Stored dataset items:
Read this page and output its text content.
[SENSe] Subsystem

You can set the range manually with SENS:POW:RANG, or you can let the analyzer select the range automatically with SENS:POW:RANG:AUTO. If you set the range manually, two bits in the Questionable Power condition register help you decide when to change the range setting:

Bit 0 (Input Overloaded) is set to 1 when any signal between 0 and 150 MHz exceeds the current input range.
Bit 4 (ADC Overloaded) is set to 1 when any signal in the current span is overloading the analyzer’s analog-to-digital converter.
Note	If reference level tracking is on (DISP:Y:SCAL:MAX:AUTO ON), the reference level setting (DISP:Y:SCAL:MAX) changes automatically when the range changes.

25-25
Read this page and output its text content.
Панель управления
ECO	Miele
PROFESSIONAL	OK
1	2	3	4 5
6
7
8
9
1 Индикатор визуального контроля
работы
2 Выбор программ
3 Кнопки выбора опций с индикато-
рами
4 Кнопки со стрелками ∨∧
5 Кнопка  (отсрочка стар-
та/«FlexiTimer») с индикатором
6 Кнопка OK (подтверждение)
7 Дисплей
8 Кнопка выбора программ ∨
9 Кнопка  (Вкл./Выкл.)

--

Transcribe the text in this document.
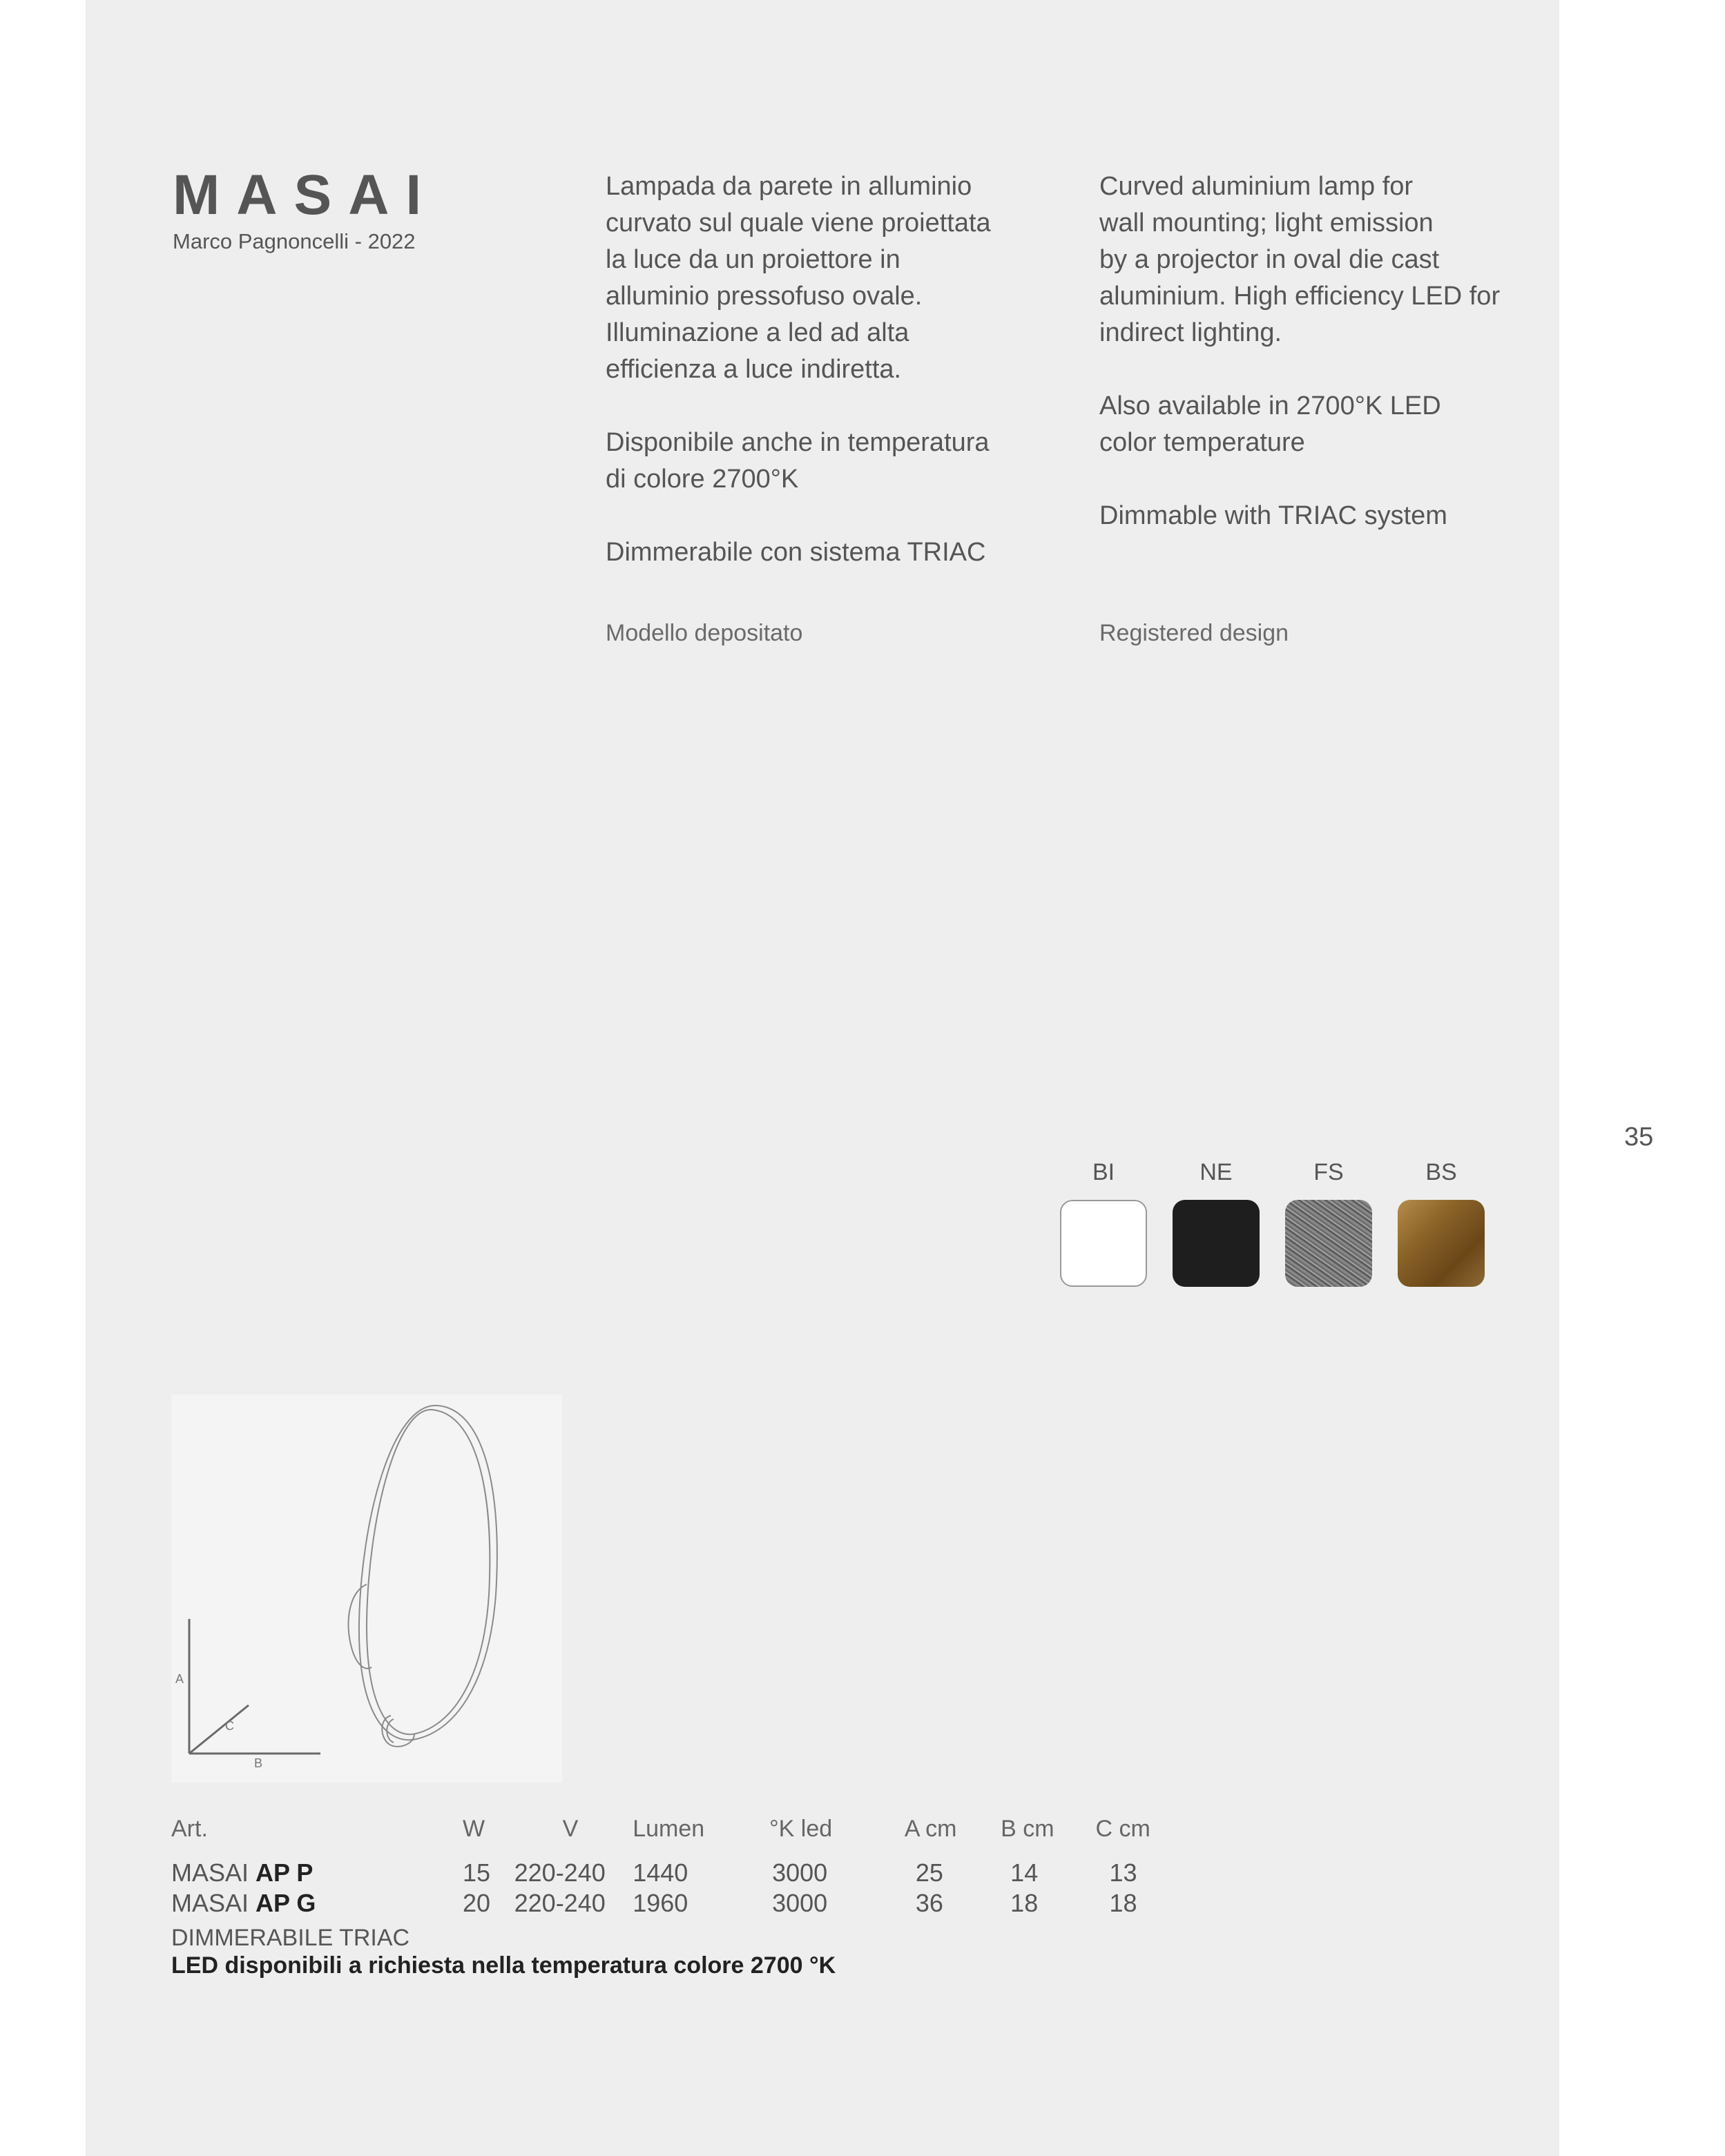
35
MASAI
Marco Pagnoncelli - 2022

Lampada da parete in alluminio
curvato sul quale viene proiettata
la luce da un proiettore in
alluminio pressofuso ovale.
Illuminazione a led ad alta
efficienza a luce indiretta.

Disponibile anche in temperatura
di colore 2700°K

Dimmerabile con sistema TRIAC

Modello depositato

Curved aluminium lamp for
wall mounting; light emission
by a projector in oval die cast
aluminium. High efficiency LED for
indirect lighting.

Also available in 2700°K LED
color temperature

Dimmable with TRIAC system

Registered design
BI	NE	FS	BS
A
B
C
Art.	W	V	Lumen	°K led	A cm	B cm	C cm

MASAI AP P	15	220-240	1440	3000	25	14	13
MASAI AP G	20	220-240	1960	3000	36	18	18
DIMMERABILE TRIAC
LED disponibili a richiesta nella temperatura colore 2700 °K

---

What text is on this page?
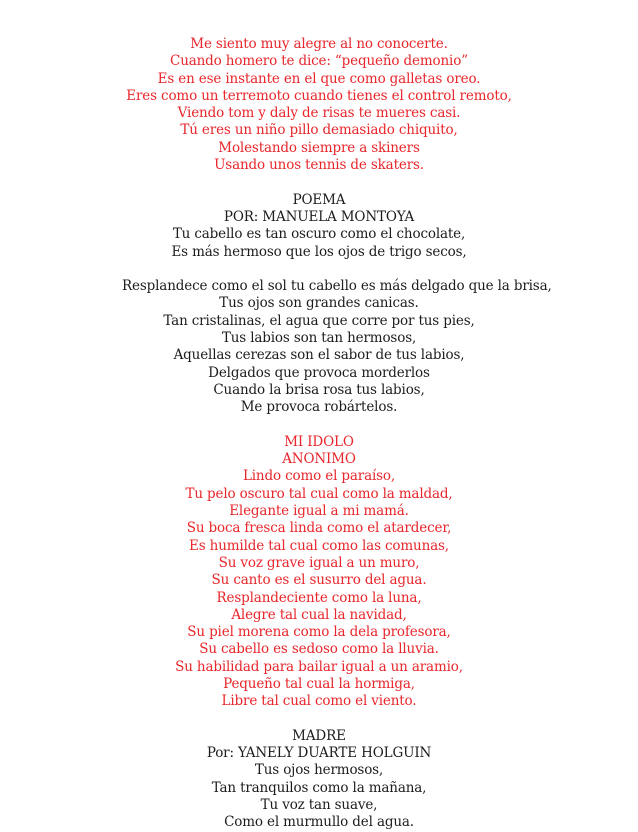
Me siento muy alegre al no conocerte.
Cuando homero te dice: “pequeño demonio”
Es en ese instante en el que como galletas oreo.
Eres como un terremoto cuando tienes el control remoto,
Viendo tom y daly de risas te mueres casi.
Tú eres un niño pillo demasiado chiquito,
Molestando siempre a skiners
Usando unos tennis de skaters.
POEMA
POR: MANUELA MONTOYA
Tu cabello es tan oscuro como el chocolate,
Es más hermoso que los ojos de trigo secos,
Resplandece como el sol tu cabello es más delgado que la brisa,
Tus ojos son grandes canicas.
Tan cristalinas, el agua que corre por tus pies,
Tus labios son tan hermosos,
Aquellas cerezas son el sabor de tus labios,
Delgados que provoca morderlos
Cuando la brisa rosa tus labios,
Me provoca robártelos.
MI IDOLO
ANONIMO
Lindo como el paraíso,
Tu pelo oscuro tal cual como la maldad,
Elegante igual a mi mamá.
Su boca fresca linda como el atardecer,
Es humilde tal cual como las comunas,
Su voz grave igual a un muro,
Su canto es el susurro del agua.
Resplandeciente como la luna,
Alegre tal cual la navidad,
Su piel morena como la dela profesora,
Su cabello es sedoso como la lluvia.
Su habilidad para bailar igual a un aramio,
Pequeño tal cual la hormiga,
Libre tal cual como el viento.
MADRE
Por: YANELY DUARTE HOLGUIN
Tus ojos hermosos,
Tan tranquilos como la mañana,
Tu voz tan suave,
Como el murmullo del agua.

What you have to do: Select every line of the records holding the string "выбора".

Complete output:
3 Кнопки выбора опций с индикато-
8 Кнопка выбора программ ∨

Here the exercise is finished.